(Dataset excerpts)

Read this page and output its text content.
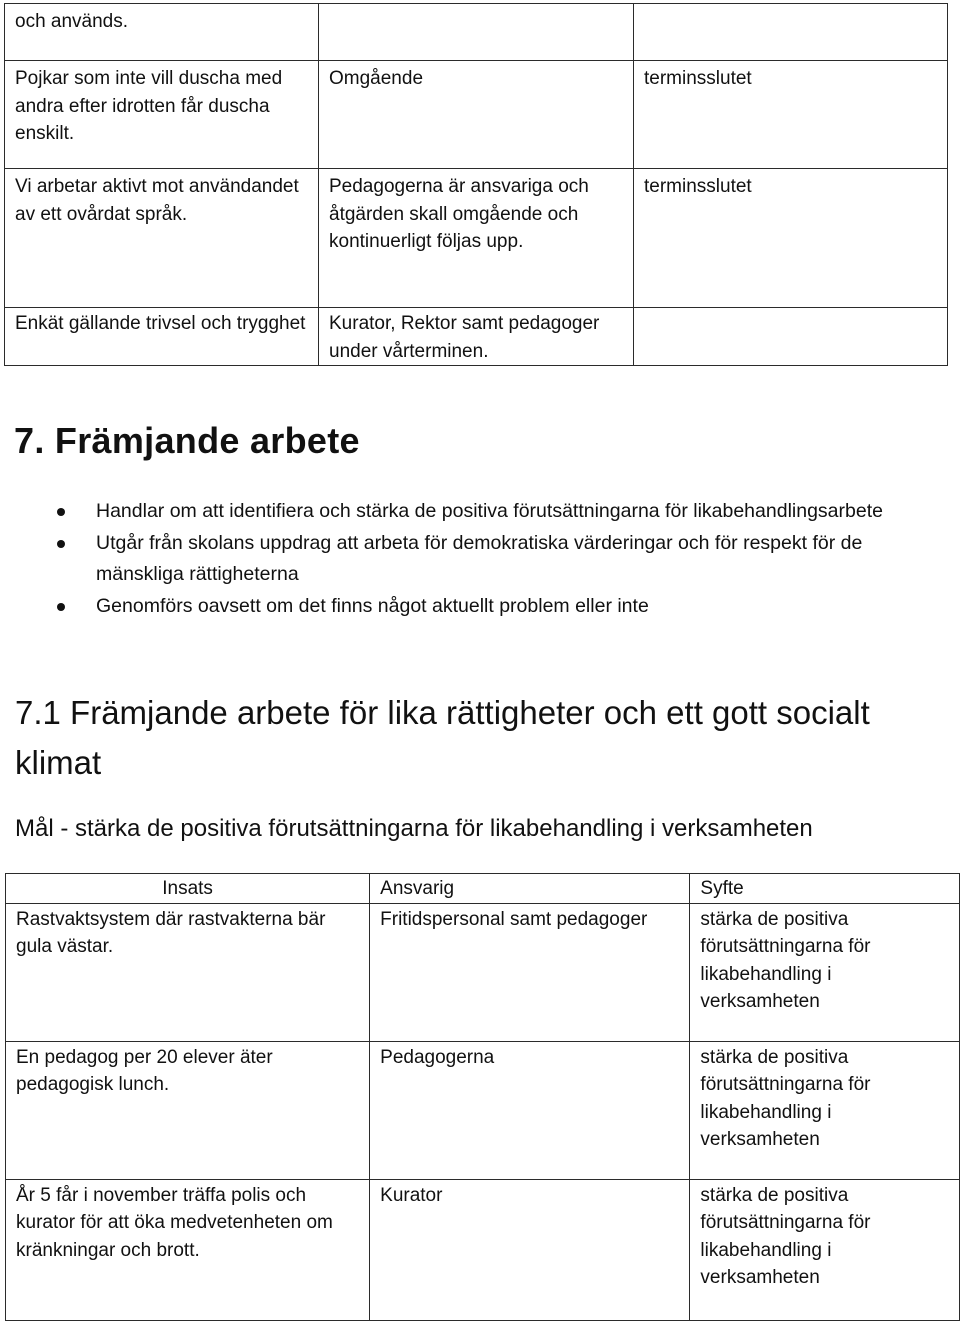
och används.		
Pojkar som inte vill duscha med andra efter idrotten får duscha enskilt.	Omgående	terminsslutet
Vi arbetar aktivt mot användandet av ett ovårdat språk.	Pedagogerna är ansvariga och åtgärden skall omgående och kontinuerligt följas upp.	terminsslutet
Enkät gällande trivsel och trygghet	Kurator, Rektor samt pedagoger under vårterminen.	
7. Främjande arbete
Handlar om att identifiera och stärka de positiva förutsättningarna för likabehandlingsarbete
Utgår från skolans uppdrag att arbeta för demokratiska värderingar och för respekt för de mänskliga rättigheterna
Genomförs oavsett om det finns något aktuellt problem eller inte
7.1 Främjande arbete för lika rättigheter och ett gott socialt klimat

Mål - stärka de positiva förutsättningarna för likabehandling i verksamheten

Insats	Ansvarig	Syfte
Rastvaktsystem där rastvakterna bär gula västar.	Fritidspersonal samt pedagoger	stärka de positiva förutsättningarna för likabehandling i verksamheten
En pedagog per 20 elever äter pedagogisk lunch.	Pedagogerna	stärka de positiva förutsättningarna för likabehandling i verksamheten
År 5 får i november träffa polis och kurator för att öka medvetenheten om kränkningar och brott.	Kurator	stärka de positiva förutsättningarna för likabehandling i verksamheten
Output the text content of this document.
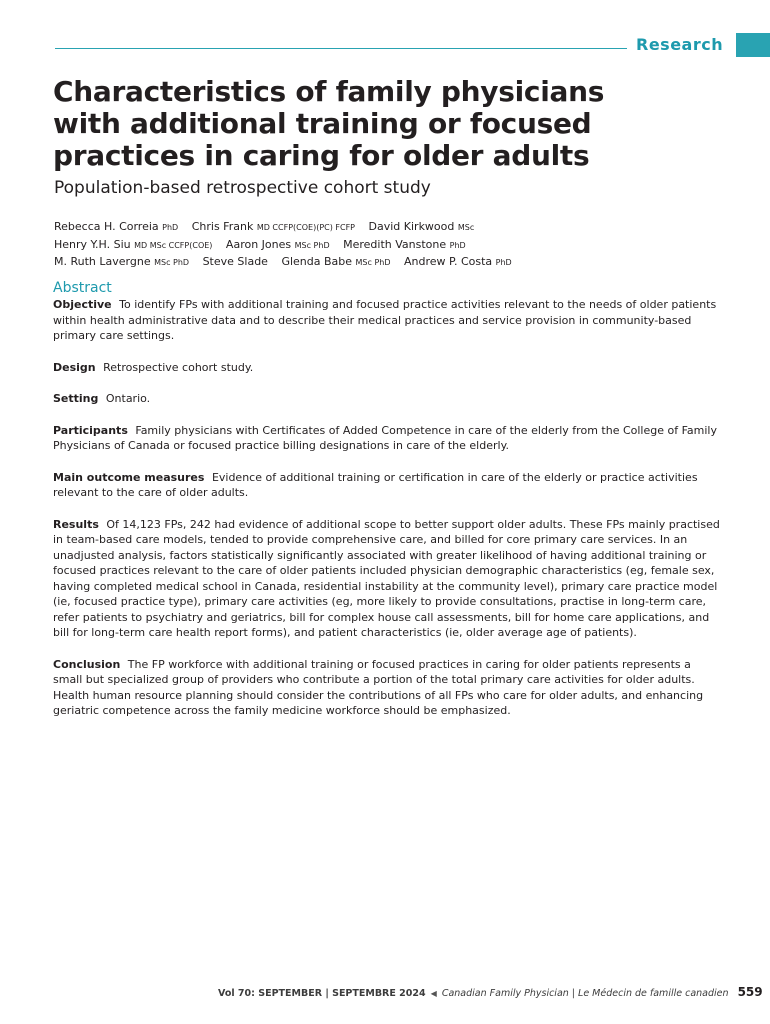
Research
Characteristics of family physicians with additional training or focused practices in caring for older adults
Population-based retrospective cohort study
Rebecca H. Correia PhD Chris Frank MD CCFP(COE)(PC) FCFP David Kirkwood MSc
Henry Y.H. Siu MD MSc CCFP(COE) Aaron Jones MSc PhD Meredith Vanstone PhD
M. Ruth Lavergne MSc PhD Steve Slade Glenda Babe MSc PhD Andrew P. Costa PhD
Abstract

Objective To identify FPs with additional training and focused practice activities relevant to the needs of older patients within health administrative data and to describe their medical practices and service provision in community-based primary care settings.

Design Retrospective cohort study.

Setting Ontario.

Participants Family physicians with Certificates of Added Competence in care of the elderly from the College of Family Physicians of Canada or focused practice billing designations in care of the elderly.

Main outcome measures Evidence of additional training or certification in care of the elderly or practice activities relevant to the care of older adults.

Results Of 14,123 FPs, 242 had evidence of additional scope to better support older adults. These FPs mainly practised in team-based care models, tended to provide comprehensive care, and billed for core primary care services. In an unadjusted analysis, factors statistically significantly associated with greater likelihood of having additional training or focused practices relevant to the care of older patients included physician demographic characteristics (eg, female sex, having completed medical school in Canada, residential instability at the community level), primary care practice model (ie, focused practice type), primary care activities (eg, more likely to provide consultations, practise in long-term care, refer patients to psychiatry and geriatrics, bill for complex house call assessments, bill for home care applications, and bill for long-term care health report forms), and patient characteristics (ie, older average age of patients).

Conclusion The FP workforce with additional training or focused practices in caring for older patients represents a small but specialized group of providers who contribute a portion of the total primary care activities for older adults. Health human resource planning should consider the contributions of all FPs who care for older adults, and enhancing geriatric competence across the family medicine workforce should be emphasized.

Vol 70: SEPTEMBER | SEPTEMBRE 2024 ◀ Canadian Family Physician | Le Médecin de famille canadien 559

- _Task to carry out_
Look over the data above and show each line that contains "samt".

- _Response_
Enkät gällande trivsel och trygghet	Kurator, Rektor samt pedagoger under vårterminen.	
Rastvaktsystem där rastvakterna bär gula västar.	Fritidspersonal samt pedagoger	stärka de positiva förutsättningarna för likabehandling i verksamheten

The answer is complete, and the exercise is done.